WHAT YOU SHOULD DO: Skip every picture and transcribe the remaining material exactly.
※
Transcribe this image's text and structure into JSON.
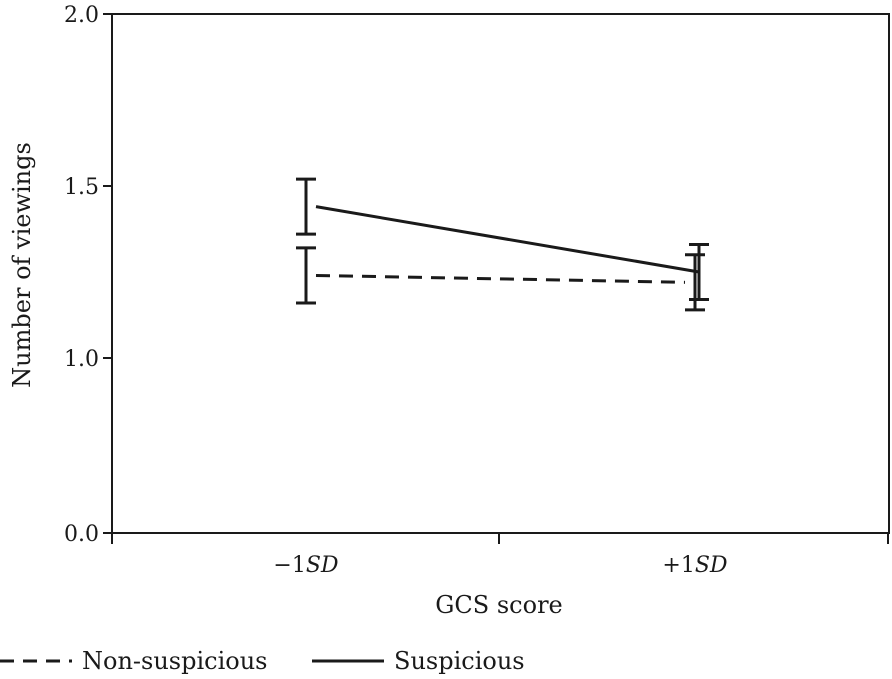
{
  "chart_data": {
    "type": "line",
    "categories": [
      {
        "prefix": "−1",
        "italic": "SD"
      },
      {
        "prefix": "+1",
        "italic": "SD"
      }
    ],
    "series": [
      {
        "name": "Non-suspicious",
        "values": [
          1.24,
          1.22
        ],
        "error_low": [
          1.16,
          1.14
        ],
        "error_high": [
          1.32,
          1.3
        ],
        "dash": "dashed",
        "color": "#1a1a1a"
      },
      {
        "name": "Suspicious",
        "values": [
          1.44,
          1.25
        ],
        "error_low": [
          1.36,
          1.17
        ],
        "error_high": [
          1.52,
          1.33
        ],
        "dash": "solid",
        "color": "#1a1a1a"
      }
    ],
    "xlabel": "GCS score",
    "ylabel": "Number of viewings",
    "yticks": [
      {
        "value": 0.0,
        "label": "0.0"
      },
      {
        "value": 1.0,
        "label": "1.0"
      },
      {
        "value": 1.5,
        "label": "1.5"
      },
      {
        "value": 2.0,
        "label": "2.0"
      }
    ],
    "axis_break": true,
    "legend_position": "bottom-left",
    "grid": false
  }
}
※
RESULT:
Transcribe this image's text and structure into JSON.
{
  "chart_data": {
    "type": "line",
    "categories": [
      {
        "prefix": "−1",
        "italic": "SD"
      },
      {
        "prefix": "+1",
        "italic": "SD"
      }
    ],
    "series": [
      {
        "name": "Non-suspicious",
        "values": [
          1.24,
          1.22
        ],
        "error_low": [
          1.16,
          1.14
        ],
        "error_high": [
          1.32,
          1.3
        ],
        "dash": "dashed",
        "color": "#1a1a1a"
      },
      {
        "name": "Suspicious",
        "values": [
          1.44,
          1.25
        ],
        "error_low": [
          1.36,
          1.17
        ],
        "error_high": [
          1.52,
          1.33
        ],
        "dash": "solid",
        "color": "#1a1a1a"
      }
    ],
    "xlabel": "GCS score",
    "ylabel": "Number of viewings",
    "yticks": [
      {
        "value": 0.0,
        "label": "0.0"
      },
      {
        "value": 1.0,
        "label": "1.0"
      },
      {
        "value": 1.5,
        "label": "1.5"
      },
      {
        "value": 2.0,
        "label": "2.0"
      }
    ],
    "axis_break": true,
    "legend_position": "bottom-left",
    "grid": false
  }
}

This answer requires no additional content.